*Dataset rows:*
===

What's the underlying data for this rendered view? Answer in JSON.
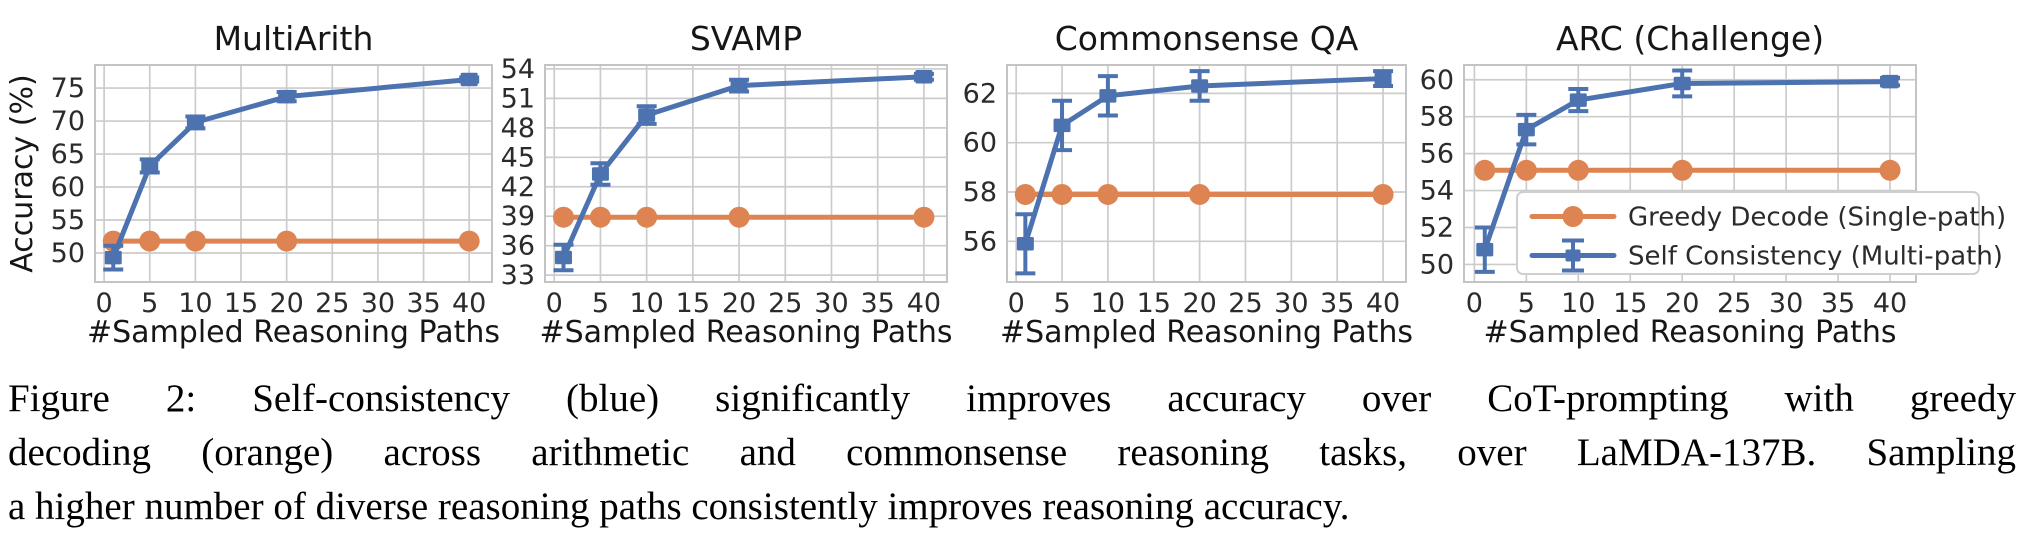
{
  "caption": {
    "lines": [
      "Figure 2: Self-consistency (blue) significantly improves accuracy over CoT-prompting with greedy",
      "decoding (orange) across arithmetic and commonsense reasoning tasks, over LaMDA-137B. Sampling",
      "a higher number of diverse reasoning paths consistently improves reasoning accuracy."
    ]
  },
  "axis": {
    "xlabel": "#Sampled Reasoning Paths",
    "ylabel": "Accuracy (%)"
  },
  "legend": {
    "position": "lower-right-of-last-chart",
    "items": [
      {
        "label": "Greedy Decode (Single-path)",
        "series": "greedy",
        "marker": "circle",
        "color": "#DD8452"
      },
      {
        "label": "Self Consistency (Multi-path)",
        "series": "self_consistency",
        "marker": "square-errorbar",
        "color": "#4C72B0"
      }
    ]
  },
  "colors": {
    "greedy": "#DD8452",
    "self_consistency": "#4C72B0",
    "grid": "#CCCCCC",
    "spine": "#C4C4C4",
    "text": "#2B2B2B"
  },
  "chart_data": [
    {
      "type": "line",
      "title": "MultiArith",
      "xlabel": "#Sampled Reasoning Paths",
      "ylabel": "Accuracy (%)",
      "x": [
        1,
        5,
        10,
        20,
        40
      ],
      "xticks": [
        0,
        5,
        10,
        15,
        20,
        25,
        30,
        35,
        40
      ],
      "yticks": [
        50,
        55,
        60,
        65,
        70,
        75
      ],
      "xlim": [
        -1,
        42.5
      ],
      "ylim": [
        45.6,
        78.5
      ],
      "grid": true,
      "show_legend": false,
      "series": [
        {
          "name": "Greedy Decode (Single-path)",
          "marker": "circle",
          "color": "#DD8452",
          "values": [
            51.8,
            51.8,
            51.8,
            51.8,
            51.8
          ]
        },
        {
          "name": "Self Consistency (Multi-path)",
          "marker": "square",
          "color": "#4C72B0",
          "values": [
            49.3,
            63.2,
            69.8,
            73.7,
            76.3
          ],
          "errors": [
            1.8,
            1.0,
            0.9,
            0.7,
            0.3
          ]
        }
      ]
    },
    {
      "type": "line",
      "title": "SVAMP",
      "xlabel": "#Sampled Reasoning Paths",
      "ylabel": "",
      "x": [
        1,
        5,
        10,
        20,
        40
      ],
      "xticks": [
        0,
        5,
        10,
        15,
        20,
        25,
        30,
        35,
        40
      ],
      "yticks": [
        33,
        36,
        39,
        42,
        45,
        48,
        51,
        54
      ],
      "xlim": [
        -1,
        42.5
      ],
      "ylim": [
        32.3,
        54.4
      ],
      "grid": true,
      "show_legend": false,
      "series": [
        {
          "name": "Greedy Decode (Single-path)",
          "marker": "circle",
          "color": "#DD8452",
          "values": [
            38.9,
            38.9,
            38.9,
            38.9,
            38.9
          ]
        },
        {
          "name": "Self Consistency (Multi-path)",
          "marker": "square",
          "color": "#4C72B0",
          "values": [
            34.8,
            43.3,
            49.3,
            52.3,
            53.2
          ],
          "errors": [
            1.3,
            1.1,
            0.9,
            0.6,
            0.3
          ]
        }
      ]
    },
    {
      "type": "line",
      "title": "Commonsense QA",
      "xlabel": "#Sampled Reasoning Paths",
      "ylabel": "",
      "x": [
        1,
        5,
        10,
        20,
        40
      ],
      "xticks": [
        0,
        5,
        10,
        15,
        20,
        25,
        30,
        35,
        40
      ],
      "yticks": [
        56,
        58,
        60,
        62
      ],
      "xlim": [
        -1,
        42.5
      ],
      "ylim": [
        54.35,
        63.15
      ],
      "grid": true,
      "show_legend": false,
      "series": [
        {
          "name": "Greedy Decode (Single-path)",
          "marker": "circle",
          "color": "#DD8452",
          "values": [
            57.9,
            57.9,
            57.9,
            57.9,
            57.9
          ]
        },
        {
          "name": "Self Consistency (Multi-path)",
          "marker": "square",
          "color": "#4C72B0",
          "values": [
            55.9,
            60.7,
            61.9,
            62.3,
            62.6
          ],
          "errors": [
            1.2,
            1.0,
            0.8,
            0.6,
            0.3
          ]
        }
      ]
    },
    {
      "type": "line",
      "title": "ARC (Challenge)",
      "xlabel": "#Sampled Reasoning Paths",
      "ylabel": "",
      "x": [
        1,
        5,
        10,
        20,
        40
      ],
      "xticks": [
        0,
        5,
        10,
        15,
        20,
        25,
        30,
        35,
        40
      ],
      "yticks": [
        50,
        52,
        54,
        56,
        58,
        60
      ],
      "xlim": [
        -1,
        42.5
      ],
      "ylim": [
        49.05,
        60.8
      ],
      "grid": true,
      "show_legend": true,
      "series": [
        {
          "name": "Greedy Decode (Single-path)",
          "marker": "circle",
          "color": "#DD8452",
          "values": [
            55.1,
            55.1,
            55.1,
            55.1,
            55.1
          ]
        },
        {
          "name": "Self Consistency (Multi-path)",
          "marker": "square",
          "color": "#4C72B0",
          "values": [
            50.8,
            57.3,
            58.9,
            59.8,
            59.9
          ],
          "errors": [
            1.2,
            0.8,
            0.6,
            0.7,
            0.2
          ]
        }
      ]
    }
  ]
}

===

*Task statement:*
Print out the material word for word, omitting the pictures.

*Correct response:*
What's the underlying data for this rendered view? Answer in JSON.
{
  "caption": {
    "lines": [
      "Figure 2: Self-consistency (blue) significantly improves accuracy over CoT-prompting with greedy",
      "decoding (orange) across arithmetic and commonsense reasoning tasks, over LaMDA-137B. Sampling",
      "a higher number of diverse reasoning paths consistently improves reasoning accuracy."
    ]
  },
  "axis": {
    "xlabel": "#Sampled Reasoning Paths",
    "ylabel": "Accuracy (%)"
  },
  "legend": {
    "position": "lower-right-of-last-chart",
    "items": [
      {
        "label": "Greedy Decode (Single-path)",
        "series": "greedy",
        "marker": "circle",
        "color": "#DD8452"
      },
      {
        "label": "Self Consistency (Multi-path)",
        "series": "self_consistency",
        "marker": "square-errorbar",
        "color": "#4C72B0"
      }
    ]
  },
  "colors": {
    "greedy": "#DD8452",
    "self_consistency": "#4C72B0",
    "grid": "#CCCCCC",
    "spine": "#C4C4C4",
    "text": "#2B2B2B"
  },
  "chart_data": [
    {
      "type": "line",
      "title": "MultiArith",
      "xlabel": "#Sampled Reasoning Paths",
      "ylabel": "Accuracy (%)",
      "x": [
        1,
        5,
        10,
        20,
        40
      ],
      "xticks": [
        0,
        5,
        10,
        15,
        20,
        25,
        30,
        35,
        40
      ],
      "yticks": [
        50,
        55,
        60,
        65,
        70,
        75
      ],
      "xlim": [
        -1,
        42.5
      ],
      "ylim": [
        45.6,
        78.5
      ],
      "grid": true,
      "show_legend": false,
      "series": [
        {
          "name": "Greedy Decode (Single-path)",
          "marker": "circle",
          "color": "#DD8452",
          "values": [
            51.8,
            51.8,
            51.8,
            51.8,
            51.8
          ]
        },
        {
          "name": "Self Consistency (Multi-path)",
          "marker": "square",
          "color": "#4C72B0",
          "values": [
            49.3,
            63.2,
            69.8,
            73.7,
            76.3
          ],
          "errors": [
            1.8,
            1.0,
            0.9,
            0.7,
            0.3
          ]
        }
      ]
    },
    {
      "type": "line",
      "title": "SVAMP",
      "xlabel": "#Sampled Reasoning Paths",
      "ylabel": "",
      "x": [
        1,
        5,
        10,
        20,
        40
      ],
      "xticks": [
        0,
        5,
        10,
        15,
        20,
        25,
        30,
        35,
        40
      ],
      "yticks": [
        33,
        36,
        39,
        42,
        45,
        48,
        51,
        54
      ],
      "xlim": [
        -1,
        42.5
      ],
      "ylim": [
        32.3,
        54.4
      ],
      "grid": true,
      "show_legend": false,
      "series": [
        {
          "name": "Greedy Decode (Single-path)",
          "marker": "circle",
          "color": "#DD8452",
          "values": [
            38.9,
            38.9,
            38.9,
            38.9,
            38.9
          ]
        },
        {
          "name": "Self Consistency (Multi-path)",
          "marker": "square",
          "color": "#4C72B0",
          "values": [
            34.8,
            43.3,
            49.3,
            52.3,
            53.2
          ],
          "errors": [
            1.3,
            1.1,
            0.9,
            0.6,
            0.3
          ]
        }
      ]
    },
    {
      "type": "line",
      "title": "Commonsense QA",
      "xlabel": "#Sampled Reasoning Paths",
      "ylabel": "",
      "x": [
        1,
        5,
        10,
        20,
        40
      ],
      "xticks": [
        0,
        5,
        10,
        15,
        20,
        25,
        30,
        35,
        40
      ],
      "yticks": [
        56,
        58,
        60,
        62
      ],
      "xlim": [
        -1,
        42.5
      ],
      "ylim": [
        54.35,
        63.15
      ],
      "grid": true,
      "show_legend": false,
      "series": [
        {
          "name": "Greedy Decode (Single-path)",
          "marker": "circle",
          "color": "#DD8452",
          "values": [
            57.9,
            57.9,
            57.9,
            57.9,
            57.9
          ]
        },
        {
          "name": "Self Consistency (Multi-path)",
          "marker": "square",
          "color": "#4C72B0",
          "values": [
            55.9,
            60.7,
            61.9,
            62.3,
            62.6
          ],
          "errors": [
            1.2,
            1.0,
            0.8,
            0.6,
            0.3
          ]
        }
      ]
    },
    {
      "type": "line",
      "title": "ARC (Challenge)",
      "xlabel": "#Sampled Reasoning Paths",
      "ylabel": "",
      "x": [
        1,
        5,
        10,
        20,
        40
      ],
      "xticks": [
        0,
        5,
        10,
        15,
        20,
        25,
        30,
        35,
        40
      ],
      "yticks": [
        50,
        52,
        54,
        56,
        58,
        60
      ],
      "xlim": [
        -1,
        42.5
      ],
      "ylim": [
        49.05,
        60.8
      ],
      "grid": true,
      "show_legend": true,
      "series": [
        {
          "name": "Greedy Decode (Single-path)",
          "marker": "circle",
          "color": "#DD8452",
          "values": [
            55.1,
            55.1,
            55.1,
            55.1,
            55.1
          ]
        },
        {
          "name": "Self Consistency (Multi-path)",
          "marker": "square",
          "color": "#4C72B0",
          "values": [
            50.8,
            57.3,
            58.9,
            59.8,
            59.9
          ],
          "errors": [
            1.2,
            0.8,
            0.6,
            0.7,
            0.2
          ]
        }
      ]
    }
  ]
}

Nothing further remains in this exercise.